• **Raw records**
==============================

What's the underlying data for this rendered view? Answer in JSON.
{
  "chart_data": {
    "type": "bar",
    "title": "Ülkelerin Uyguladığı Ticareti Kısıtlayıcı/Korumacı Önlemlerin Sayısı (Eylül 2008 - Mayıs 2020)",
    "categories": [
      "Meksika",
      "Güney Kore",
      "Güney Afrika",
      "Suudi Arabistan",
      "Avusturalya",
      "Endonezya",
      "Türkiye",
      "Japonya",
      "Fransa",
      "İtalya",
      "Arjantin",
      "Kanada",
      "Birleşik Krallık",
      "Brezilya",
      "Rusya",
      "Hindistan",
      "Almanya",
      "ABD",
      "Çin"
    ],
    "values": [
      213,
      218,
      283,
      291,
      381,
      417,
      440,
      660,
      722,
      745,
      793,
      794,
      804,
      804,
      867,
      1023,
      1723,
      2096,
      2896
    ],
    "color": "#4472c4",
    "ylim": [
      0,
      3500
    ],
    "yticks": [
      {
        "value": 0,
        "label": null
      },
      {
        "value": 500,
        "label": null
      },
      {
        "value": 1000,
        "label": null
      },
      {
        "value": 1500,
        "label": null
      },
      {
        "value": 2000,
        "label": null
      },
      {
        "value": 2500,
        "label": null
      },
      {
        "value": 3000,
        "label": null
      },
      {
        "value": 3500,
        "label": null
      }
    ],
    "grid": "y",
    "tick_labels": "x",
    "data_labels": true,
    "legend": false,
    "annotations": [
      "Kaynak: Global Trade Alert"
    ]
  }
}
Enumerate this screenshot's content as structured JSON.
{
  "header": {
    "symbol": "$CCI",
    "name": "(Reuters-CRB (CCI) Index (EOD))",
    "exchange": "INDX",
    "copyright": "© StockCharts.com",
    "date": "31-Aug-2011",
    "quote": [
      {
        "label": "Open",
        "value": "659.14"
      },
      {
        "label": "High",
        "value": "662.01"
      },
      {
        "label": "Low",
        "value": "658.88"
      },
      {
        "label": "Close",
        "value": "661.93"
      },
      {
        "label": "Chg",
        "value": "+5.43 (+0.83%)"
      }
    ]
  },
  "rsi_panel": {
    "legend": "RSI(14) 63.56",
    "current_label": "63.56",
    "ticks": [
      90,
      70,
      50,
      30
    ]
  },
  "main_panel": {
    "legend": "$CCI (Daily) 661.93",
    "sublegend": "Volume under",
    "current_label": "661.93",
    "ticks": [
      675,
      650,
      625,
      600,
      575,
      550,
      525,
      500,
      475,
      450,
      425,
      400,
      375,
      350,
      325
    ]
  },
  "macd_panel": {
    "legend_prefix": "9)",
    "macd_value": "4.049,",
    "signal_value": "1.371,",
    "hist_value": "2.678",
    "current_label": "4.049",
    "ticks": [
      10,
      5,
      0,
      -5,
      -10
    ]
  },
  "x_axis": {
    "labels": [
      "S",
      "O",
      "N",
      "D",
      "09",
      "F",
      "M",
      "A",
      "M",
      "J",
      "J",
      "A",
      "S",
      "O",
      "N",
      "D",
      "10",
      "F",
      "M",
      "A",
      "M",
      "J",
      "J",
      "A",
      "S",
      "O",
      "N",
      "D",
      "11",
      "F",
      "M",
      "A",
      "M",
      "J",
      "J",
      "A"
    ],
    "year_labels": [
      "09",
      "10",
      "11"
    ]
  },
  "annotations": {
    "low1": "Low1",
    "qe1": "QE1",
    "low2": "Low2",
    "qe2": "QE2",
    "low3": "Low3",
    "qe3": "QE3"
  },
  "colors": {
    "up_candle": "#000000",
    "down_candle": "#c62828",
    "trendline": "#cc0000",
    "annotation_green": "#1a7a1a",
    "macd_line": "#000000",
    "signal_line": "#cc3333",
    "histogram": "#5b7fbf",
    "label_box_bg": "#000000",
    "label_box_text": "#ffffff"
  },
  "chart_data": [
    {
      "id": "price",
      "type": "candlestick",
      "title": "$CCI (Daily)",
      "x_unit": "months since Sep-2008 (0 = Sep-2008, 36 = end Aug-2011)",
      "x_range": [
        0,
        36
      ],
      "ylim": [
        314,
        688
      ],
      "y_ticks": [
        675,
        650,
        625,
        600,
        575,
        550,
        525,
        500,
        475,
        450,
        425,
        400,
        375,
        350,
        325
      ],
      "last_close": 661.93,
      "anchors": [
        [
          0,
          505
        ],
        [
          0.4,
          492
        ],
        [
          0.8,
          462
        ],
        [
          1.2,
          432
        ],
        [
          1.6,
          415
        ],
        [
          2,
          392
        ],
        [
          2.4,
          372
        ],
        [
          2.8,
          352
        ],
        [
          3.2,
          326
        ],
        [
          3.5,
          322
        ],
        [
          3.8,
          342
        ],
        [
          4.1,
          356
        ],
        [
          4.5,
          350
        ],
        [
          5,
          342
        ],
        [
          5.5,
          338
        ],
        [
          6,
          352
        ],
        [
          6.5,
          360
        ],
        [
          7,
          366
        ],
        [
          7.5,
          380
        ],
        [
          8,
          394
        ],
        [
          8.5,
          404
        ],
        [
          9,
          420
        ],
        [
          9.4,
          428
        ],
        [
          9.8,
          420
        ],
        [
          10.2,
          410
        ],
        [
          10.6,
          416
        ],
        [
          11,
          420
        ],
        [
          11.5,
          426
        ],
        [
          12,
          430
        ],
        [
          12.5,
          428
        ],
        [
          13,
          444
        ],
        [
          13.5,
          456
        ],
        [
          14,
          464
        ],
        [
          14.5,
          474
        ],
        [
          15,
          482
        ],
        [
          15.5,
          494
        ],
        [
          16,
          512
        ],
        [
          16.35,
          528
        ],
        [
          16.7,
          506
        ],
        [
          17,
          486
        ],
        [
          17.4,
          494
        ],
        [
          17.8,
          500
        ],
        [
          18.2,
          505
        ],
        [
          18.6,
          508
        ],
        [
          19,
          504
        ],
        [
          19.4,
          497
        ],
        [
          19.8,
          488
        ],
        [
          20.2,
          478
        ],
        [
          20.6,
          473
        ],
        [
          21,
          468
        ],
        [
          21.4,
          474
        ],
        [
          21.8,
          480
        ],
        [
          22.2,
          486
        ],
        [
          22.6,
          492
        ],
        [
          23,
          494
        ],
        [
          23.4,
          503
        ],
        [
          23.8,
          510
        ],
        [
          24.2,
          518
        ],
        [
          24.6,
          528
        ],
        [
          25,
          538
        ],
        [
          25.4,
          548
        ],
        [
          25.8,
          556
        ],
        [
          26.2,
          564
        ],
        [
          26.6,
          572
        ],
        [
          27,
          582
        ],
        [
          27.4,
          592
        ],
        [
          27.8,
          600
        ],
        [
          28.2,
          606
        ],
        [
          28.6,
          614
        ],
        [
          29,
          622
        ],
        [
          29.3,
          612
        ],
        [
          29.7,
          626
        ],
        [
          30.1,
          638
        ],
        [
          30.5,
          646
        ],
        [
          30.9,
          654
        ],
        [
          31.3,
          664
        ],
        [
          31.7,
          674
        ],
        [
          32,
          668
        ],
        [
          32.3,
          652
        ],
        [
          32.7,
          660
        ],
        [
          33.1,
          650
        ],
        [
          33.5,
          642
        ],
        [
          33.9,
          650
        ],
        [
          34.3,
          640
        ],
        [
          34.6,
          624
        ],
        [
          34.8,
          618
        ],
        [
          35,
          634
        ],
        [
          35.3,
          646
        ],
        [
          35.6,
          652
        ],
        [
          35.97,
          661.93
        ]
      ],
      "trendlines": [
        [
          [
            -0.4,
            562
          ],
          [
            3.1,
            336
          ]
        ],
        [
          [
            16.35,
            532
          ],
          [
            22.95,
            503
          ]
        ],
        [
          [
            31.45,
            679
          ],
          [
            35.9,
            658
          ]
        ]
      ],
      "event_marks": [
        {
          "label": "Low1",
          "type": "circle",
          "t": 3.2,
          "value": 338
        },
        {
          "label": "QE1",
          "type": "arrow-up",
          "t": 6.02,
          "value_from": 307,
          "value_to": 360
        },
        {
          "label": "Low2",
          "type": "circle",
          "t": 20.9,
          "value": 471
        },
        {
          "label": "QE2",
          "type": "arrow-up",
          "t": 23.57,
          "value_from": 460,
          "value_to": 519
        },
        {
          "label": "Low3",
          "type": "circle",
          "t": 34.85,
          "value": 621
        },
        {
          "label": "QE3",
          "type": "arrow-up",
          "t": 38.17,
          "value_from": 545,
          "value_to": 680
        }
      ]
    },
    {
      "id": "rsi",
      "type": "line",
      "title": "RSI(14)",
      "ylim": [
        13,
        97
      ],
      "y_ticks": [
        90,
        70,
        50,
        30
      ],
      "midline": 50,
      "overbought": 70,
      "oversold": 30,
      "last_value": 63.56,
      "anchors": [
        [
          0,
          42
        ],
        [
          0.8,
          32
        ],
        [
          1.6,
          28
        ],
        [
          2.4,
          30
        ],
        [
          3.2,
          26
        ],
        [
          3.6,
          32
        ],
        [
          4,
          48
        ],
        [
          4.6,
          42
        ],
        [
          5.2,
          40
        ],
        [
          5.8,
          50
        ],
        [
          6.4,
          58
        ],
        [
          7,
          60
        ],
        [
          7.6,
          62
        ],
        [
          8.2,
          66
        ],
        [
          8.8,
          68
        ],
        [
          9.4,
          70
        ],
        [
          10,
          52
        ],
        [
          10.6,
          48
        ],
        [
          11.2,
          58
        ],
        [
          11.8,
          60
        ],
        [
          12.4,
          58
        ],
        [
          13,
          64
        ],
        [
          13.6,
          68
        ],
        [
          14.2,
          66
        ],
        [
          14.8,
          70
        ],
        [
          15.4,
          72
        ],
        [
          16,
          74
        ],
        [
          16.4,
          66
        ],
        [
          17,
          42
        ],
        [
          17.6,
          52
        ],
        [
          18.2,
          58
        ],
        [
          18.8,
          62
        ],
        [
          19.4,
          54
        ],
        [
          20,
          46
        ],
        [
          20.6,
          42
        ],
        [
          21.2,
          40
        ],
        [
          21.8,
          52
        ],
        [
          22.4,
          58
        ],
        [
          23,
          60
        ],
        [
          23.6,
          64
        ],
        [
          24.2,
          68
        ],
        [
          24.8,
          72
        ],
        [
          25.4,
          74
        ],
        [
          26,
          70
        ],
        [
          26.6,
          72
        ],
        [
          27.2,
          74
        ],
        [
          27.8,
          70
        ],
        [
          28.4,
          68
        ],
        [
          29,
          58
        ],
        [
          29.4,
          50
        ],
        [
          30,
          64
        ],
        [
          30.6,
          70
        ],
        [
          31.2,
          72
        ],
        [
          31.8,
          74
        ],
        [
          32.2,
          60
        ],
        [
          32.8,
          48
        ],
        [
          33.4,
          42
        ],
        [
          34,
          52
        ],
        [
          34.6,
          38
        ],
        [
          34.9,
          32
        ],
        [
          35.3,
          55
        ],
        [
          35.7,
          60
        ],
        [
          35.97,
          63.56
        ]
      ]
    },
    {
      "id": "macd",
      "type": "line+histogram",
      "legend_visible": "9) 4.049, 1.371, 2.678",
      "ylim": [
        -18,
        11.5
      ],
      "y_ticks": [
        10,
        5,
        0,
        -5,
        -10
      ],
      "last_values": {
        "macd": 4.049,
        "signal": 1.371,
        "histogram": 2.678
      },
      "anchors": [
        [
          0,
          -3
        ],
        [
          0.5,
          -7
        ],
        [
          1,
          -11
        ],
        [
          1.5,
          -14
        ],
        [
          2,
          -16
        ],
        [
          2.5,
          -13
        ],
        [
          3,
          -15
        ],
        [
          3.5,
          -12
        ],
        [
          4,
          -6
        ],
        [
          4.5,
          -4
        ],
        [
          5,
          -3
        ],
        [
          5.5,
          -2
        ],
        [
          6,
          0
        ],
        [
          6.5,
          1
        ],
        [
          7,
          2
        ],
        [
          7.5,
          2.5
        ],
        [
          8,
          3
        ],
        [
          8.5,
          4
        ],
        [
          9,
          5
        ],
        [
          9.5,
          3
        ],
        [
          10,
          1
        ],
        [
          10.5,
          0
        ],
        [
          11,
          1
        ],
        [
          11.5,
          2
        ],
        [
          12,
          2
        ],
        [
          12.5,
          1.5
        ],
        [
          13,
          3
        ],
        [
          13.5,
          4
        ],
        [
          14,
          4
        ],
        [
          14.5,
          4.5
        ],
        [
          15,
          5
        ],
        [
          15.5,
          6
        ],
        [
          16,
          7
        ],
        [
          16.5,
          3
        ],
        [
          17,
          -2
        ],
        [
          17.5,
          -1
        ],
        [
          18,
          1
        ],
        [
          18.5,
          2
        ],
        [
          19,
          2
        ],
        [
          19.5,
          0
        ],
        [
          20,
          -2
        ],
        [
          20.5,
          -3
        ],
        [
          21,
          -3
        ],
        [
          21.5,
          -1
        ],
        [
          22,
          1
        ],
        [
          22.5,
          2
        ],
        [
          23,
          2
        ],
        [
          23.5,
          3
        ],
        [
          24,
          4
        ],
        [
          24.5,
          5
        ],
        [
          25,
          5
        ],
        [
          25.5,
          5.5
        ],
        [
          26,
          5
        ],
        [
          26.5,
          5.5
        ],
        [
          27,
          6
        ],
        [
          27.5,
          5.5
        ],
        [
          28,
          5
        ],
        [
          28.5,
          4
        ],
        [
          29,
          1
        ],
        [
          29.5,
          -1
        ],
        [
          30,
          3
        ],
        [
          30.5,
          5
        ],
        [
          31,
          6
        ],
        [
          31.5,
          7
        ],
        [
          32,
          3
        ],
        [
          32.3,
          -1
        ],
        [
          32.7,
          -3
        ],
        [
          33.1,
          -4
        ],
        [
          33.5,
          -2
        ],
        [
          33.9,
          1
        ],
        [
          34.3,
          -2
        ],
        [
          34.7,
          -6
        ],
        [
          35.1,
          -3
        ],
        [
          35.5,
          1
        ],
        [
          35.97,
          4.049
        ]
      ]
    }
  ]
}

==============================

• **The problem**
Identify the lines of the entries containing the string "title". Copy each such line.

• **Task solution**
    "title": "Ülkelerin Uyguladığı Ticareti Kısıtlayıcı/Korumacı Önlemlerin Sayısı (Eylül 2008 - Mayıs 2020)",
      "title": "$CCI (Daily)",
      "title": "RSI(14)",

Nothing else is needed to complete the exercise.